Return the records in full, exactly as given.

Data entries
——
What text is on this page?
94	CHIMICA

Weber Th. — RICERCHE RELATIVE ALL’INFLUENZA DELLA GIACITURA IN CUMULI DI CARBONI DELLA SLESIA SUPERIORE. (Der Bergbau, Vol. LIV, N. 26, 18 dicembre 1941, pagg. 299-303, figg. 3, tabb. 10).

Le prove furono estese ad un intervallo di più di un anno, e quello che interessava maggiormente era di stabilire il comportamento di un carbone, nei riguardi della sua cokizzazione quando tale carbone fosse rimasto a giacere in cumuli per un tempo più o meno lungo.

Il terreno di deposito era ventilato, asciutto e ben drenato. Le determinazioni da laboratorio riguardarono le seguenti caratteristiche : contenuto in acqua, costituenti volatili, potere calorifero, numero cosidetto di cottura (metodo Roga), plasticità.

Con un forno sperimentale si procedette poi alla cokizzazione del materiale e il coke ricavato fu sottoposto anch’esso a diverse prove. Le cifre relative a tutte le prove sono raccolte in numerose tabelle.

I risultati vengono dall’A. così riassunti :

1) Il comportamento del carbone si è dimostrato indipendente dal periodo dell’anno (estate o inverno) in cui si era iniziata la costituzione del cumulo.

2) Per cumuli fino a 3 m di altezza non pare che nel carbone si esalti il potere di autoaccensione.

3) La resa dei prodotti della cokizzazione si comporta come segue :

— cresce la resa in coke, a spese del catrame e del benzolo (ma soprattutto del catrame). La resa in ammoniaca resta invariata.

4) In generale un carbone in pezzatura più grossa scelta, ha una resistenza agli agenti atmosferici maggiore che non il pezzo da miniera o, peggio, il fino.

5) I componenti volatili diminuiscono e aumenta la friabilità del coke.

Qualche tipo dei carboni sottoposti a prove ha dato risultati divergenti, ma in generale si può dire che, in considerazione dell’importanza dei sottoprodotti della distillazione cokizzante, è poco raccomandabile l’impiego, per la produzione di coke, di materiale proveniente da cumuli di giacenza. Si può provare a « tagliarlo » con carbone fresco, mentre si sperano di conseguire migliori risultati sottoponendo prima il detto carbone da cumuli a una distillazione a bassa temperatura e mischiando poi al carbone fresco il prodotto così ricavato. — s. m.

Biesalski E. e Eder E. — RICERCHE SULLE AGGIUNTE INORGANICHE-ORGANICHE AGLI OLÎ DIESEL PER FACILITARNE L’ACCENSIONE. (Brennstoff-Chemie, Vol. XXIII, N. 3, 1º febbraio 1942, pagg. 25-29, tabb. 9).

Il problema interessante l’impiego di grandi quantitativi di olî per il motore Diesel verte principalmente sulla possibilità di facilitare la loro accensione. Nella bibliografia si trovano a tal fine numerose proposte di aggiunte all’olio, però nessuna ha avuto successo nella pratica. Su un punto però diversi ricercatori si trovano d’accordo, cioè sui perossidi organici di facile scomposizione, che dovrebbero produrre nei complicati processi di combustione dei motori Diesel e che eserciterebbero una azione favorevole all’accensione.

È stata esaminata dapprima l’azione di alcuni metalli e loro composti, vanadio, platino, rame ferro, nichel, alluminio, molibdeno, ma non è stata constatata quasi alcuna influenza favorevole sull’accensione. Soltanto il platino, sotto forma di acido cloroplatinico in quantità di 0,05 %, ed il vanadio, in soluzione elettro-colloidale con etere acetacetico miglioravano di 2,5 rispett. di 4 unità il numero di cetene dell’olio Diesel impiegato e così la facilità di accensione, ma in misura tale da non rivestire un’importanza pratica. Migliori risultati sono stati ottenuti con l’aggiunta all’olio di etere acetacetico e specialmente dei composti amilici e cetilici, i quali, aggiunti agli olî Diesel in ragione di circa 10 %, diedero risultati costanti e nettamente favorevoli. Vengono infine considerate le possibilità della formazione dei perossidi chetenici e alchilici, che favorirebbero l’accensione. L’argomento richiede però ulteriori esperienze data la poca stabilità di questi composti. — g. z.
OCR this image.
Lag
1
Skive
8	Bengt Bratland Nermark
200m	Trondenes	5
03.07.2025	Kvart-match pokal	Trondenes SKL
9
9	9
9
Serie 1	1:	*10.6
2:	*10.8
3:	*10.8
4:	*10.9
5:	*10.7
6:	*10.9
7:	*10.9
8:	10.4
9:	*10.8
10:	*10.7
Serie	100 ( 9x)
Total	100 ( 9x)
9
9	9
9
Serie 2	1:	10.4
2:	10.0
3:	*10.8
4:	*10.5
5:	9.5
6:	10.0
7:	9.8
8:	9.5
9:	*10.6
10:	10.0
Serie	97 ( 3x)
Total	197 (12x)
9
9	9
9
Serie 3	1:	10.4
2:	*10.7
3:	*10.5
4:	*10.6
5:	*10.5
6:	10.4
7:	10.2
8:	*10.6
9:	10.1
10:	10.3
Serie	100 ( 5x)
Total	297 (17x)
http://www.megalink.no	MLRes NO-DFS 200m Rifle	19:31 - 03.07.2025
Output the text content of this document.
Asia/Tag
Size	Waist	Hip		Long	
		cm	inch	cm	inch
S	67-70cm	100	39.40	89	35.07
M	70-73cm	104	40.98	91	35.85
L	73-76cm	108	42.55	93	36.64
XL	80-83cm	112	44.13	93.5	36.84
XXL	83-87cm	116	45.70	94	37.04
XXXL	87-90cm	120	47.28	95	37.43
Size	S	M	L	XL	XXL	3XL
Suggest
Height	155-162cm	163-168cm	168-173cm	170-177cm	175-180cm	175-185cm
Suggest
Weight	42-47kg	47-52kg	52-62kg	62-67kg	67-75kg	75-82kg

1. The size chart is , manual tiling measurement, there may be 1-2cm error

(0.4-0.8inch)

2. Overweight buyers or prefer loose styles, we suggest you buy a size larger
——
Response:
What text is on this page?
94	CHIMICA

Weber Th. — RICERCHE RELATIVE ALL’INFLUENZA DELLA GIACITURA IN CUMULI DI CARBONI DELLA SLESIA SUPERIORE. (Der Bergbau, Vol. LIV, N. 26, 18 dicembre 1941, pagg. 299-303, figg. 3, tabb. 10).

Le prove furono estese ad un intervallo di più di un anno, e quello che interessava maggiormente era di stabilire il comportamento di un carbone, nei riguardi della sua cokizzazione quando tale carbone fosse rimasto a giacere in cumuli per un tempo più o meno lungo.

Il terreno di deposito era ventilato, asciutto e ben drenato. Le determinazioni da laboratorio riguardarono le seguenti caratteristiche : contenuto in acqua, costituenti volatili, potere calorifero, numero cosidetto di cottura (metodo Roga), plasticità.

Con un forno sperimentale si procedette poi alla cokizzazione del materiale e il coke ricavato fu sottoposto anch’esso a diverse prove. Le cifre relative a tutte le prove sono raccolte in numerose tabelle.

I risultati vengono dall’A. così riassunti :

1) Il comportamento del carbone si è dimostrato indipendente dal periodo dell’anno (estate o inverno) in cui si era iniziata la costituzione del cumulo.

2) Per cumuli fino a 3 m di altezza non pare che nel carbone si esalti il potere di autoaccensione.

3) La resa dei prodotti della cokizzazione si comporta come segue :

— cresce la resa in coke, a spese del catrame e del benzolo (ma soprattutto del catrame). La resa in ammoniaca resta invariata.

4) In generale un carbone in pezzatura più grossa scelta, ha una resistenza agli agenti atmosferici maggiore che non il pezzo da miniera o, peggio, il fino.

5) I componenti volatili diminuiscono e aumenta la friabilità del coke.

Qualche tipo dei carboni sottoposti a prove ha dato risultati divergenti, ma in generale si può dire che, in considerazione dell’importanza dei sottoprodotti della distillazione cokizzante, è poco raccomandabile l’impiego, per la produzione di coke, di materiale proveniente da cumuli di giacenza. Si può provare a « tagliarlo » con carbone fresco, mentre si sperano di conseguire migliori risultati sottoponendo prima il detto carbone da cumuli a una distillazione a bassa temperatura e mischiando poi al carbone fresco il prodotto così ricavato. — s. m.

Biesalski E. e Eder E. — RICERCHE SULLE AGGIUNTE INORGANICHE-ORGANICHE AGLI OLÎ DIESEL PER FACILITARNE L’ACCENSIONE. (Brennstoff-Chemie, Vol. XXIII, N. 3, 1º febbraio 1942, pagg. 25-29, tabb. 9).

Il problema interessante l’impiego di grandi quantitativi di olî per il motore Diesel verte principalmente sulla possibilità di facilitare la loro accensione. Nella bibliografia si trovano a tal fine numerose proposte di aggiunte all’olio, però nessuna ha avuto successo nella pratica. Su un punto però diversi ricercatori si trovano d’accordo, cioè sui perossidi organici di facile scomposizione, che dovrebbero produrre nei complicati processi di combustione dei motori Diesel e che eserciterebbero una azione favorevole all’accensione.

È stata esaminata dapprima l’azione di alcuni metalli e loro composti, vanadio, platino, rame ferro, nichel, alluminio, molibdeno, ma non è stata constatata quasi alcuna influenza favorevole sull’accensione. Soltanto il platino, sotto forma di acido cloroplatinico in quantità di 0,05 %, ed il vanadio, in soluzione elettro-colloidale con etere acetacetico miglioravano di 2,5 rispett. di 4 unità il numero di cetene dell’olio Diesel impiegato e così la facilità di accensione, ma in misura tale da non rivestire un’importanza pratica. Migliori risultati sono stati ottenuti con l’aggiunta all’olio di etere acetacetico e specialmente dei composti amilici e cetilici, i quali, aggiunti agli olî Diesel in ragione di circa 10 %, diedero risultati costanti e nettamente favorevoli. Vengono infine considerate le possibilità della formazione dei perossidi chetenici e alchilici, che favorirebbero l’accensione. L’argomento richiede però ulteriori esperienze data la poca stabilità di questi composti. — g. z.
OCR this image.
Lag
1
Skive
8	Bengt Bratland Nermark
200m	Trondenes	5
03.07.2025	Kvart-match pokal	Trondenes SKL
9
9	9
9
Serie 1	1:	*10.6
2:	*10.8
3:	*10.8
4:	*10.9
5:	*10.7
6:	*10.9
7:	*10.9
8:	10.4
9:	*10.8
10:	*10.7
Serie	100 ( 9x)
Total	100 ( 9x)
9
9	9
9
Serie 2	1:	10.4
2:	10.0
3:	*10.8
4:	*10.5
5:	9.5
6:	10.0
7:	9.8
8:	9.5
9:	*10.6
10:	10.0
Serie	97 ( 3x)
Total	197 (12x)
9
9	9
9
Serie 3	1:	10.4
2:	*10.7
3:	*10.5
4:	*10.6
5:	*10.5
6:	10.4
7:	10.2
8:	*10.6
9:	10.1
10:	10.3
Serie	100 ( 5x)
Total	297 (17x)
http://www.megalink.no	MLRes NO-DFS 200m Rifle	19:31 - 03.07.2025
Output the text content of this document.
Asia/Tag
Size	Waist	Hip		Long	
		cm	inch	cm	inch
S	67-70cm	100	39.40	89	35.07
M	70-73cm	104	40.98	91	35.85
L	73-76cm	108	42.55	93	36.64
XL	80-83cm	112	44.13	93.5	36.84
XXL	83-87cm	116	45.70	94	37.04
XXXL	87-90cm	120	47.28	95	37.43
Size	S	M	L	XL	XXL	3XL
Suggest
Height	155-162cm	163-168cm	168-173cm	170-177cm	175-180cm	175-185cm
Suggest
Weight	42-47kg	47-52kg	52-62kg	62-67kg	67-75kg	75-82kg

1. The size chart is , manual tiling measurement, there may be 1-2cm error

(0.4-0.8inch)

2. Overweight buyers or prefer loose styles, we suggest you buy a size larger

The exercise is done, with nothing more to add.